• **Task requirements**:
Review the material and extract every line in which the word "JSON" occurs.

Entries from a visual dataset
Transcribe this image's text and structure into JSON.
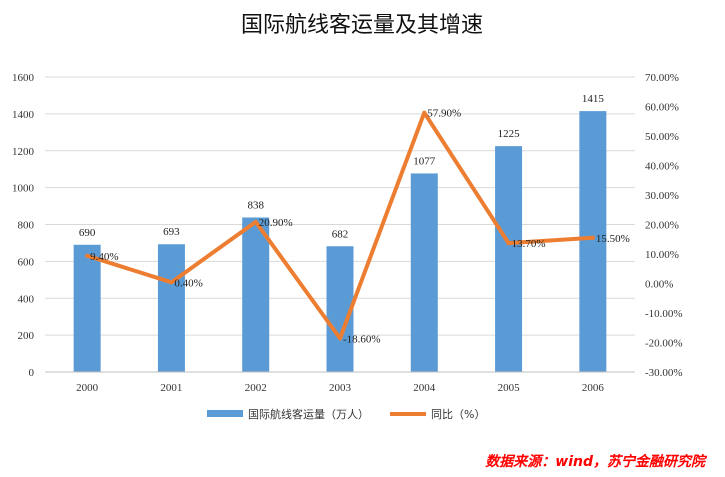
{
  "colors": {
    "bar": "#5b9bd5",
    "line": "#ed7d31",
    "grid": "#d9d9d9",
    "source": "#ff0000"
  },
  "source_text": "数据来源：wind，苏宁金融研究院",
  "chart_data": {
    "type": "bar",
    "title": "国际航线客运量及其增速",
    "categories": [
      "2000",
      "2001",
      "2002",
      "2003",
      "2004",
      "2005",
      "2006"
    ],
    "series": [
      {
        "name": "国际航线客运量（万人）",
        "type": "bar",
        "axis": "left",
        "values": [
          690,
          693,
          838,
          682,
          1077,
          1225,
          1415
        ],
        "labels": [
          "690",
          "693",
          "838",
          "682",
          "1077",
          "1225",
          "1415"
        ]
      },
      {
        "name": "同比（%）",
        "type": "line",
        "axis": "right",
        "values": [
          9.4,
          0.4,
          20.9,
          -18.6,
          57.9,
          13.7,
          15.5
        ],
        "labels": [
          "9.40%",
          "0.40%",
          "20.90%",
          "-18.60%",
          "57.90%",
          "13.70%",
          "15.50%"
        ]
      }
    ],
    "y_left": {
      "min": 0,
      "max": 1600,
      "ticks": [
        "0",
        "200",
        "400",
        "600",
        "800",
        "1000",
        "1200",
        "1400",
        "1600"
      ]
    },
    "y_right": {
      "min": -30,
      "max": 70,
      "ticks": [
        "-30.00%",
        "-20.00%",
        "-10.00%",
        "0.00%",
        "10.00%",
        "20.00%",
        "30.00%",
        "40.00%",
        "50.00%",
        "60.00%",
        "70.00%"
      ]
    },
    "grid": true,
    "legend_position": "bottom"
  }
}
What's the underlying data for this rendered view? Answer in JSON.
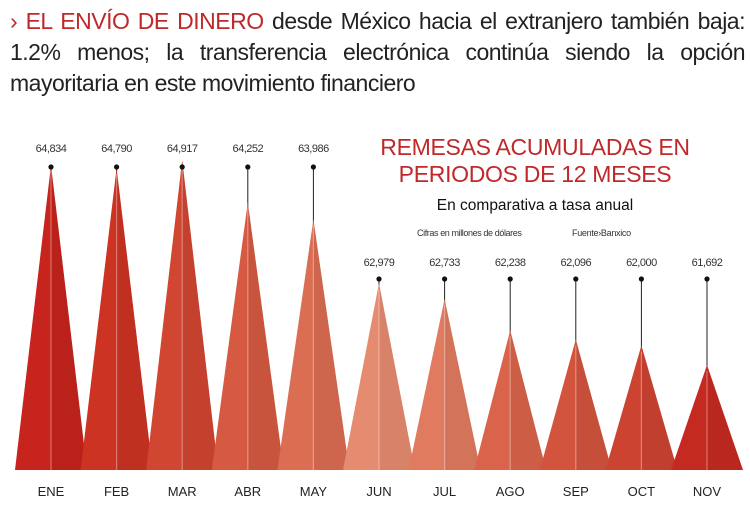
{
  "headline": {
    "highlight": "› EL ENVÍO DE DINERO",
    "text": " desde México hacia el extranjero también baja: 1.2% menos; la transferencia electrónica continúa siendo la opción mayoritaria en este movimiento financiero"
  },
  "chart_data": {
    "type": "bar",
    "mark_shape": "triangle",
    "title": "REMESAS ACUMULADAS EN PERIODOS DE 12 MESES",
    "subtitle": "En comparativa a tasa anual",
    "units_note": "Cifras en millones de dólares",
    "source": "Fuente›Banxico",
    "categories": [
      "ENE",
      "FEB",
      "MAR",
      "ABR",
      "MAY",
      "JUN",
      "JUL",
      "AGO",
      "SEP",
      "OCT",
      "NOV"
    ],
    "values": [
      64834,
      64790,
      64917,
      64252,
      63986,
      62979,
      62733,
      62238,
      62096,
      62000,
      61692
    ],
    "value_labels": [
      "64,834",
      "64,790",
      "64,917",
      "64,252",
      "63,986",
      "62,979",
      "62,733",
      "62,238",
      "62,096",
      "62,000",
      "61,692"
    ],
    "colors": [
      "#c6241c",
      "#cc3323",
      "#d14631",
      "#d65a41",
      "#db6d52",
      "#e58b70",
      "#e07b60",
      "#d9644b",
      "#d3543d",
      "#cd4331",
      "#c52a20"
    ],
    "ylim": [
      60040,
      64917
    ],
    "grid": false,
    "legend": "none"
  }
}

• **Solution**:
Transcribe this image's text and structure into JSON.
What's the underlying data for this rendered view? Answer in JSON.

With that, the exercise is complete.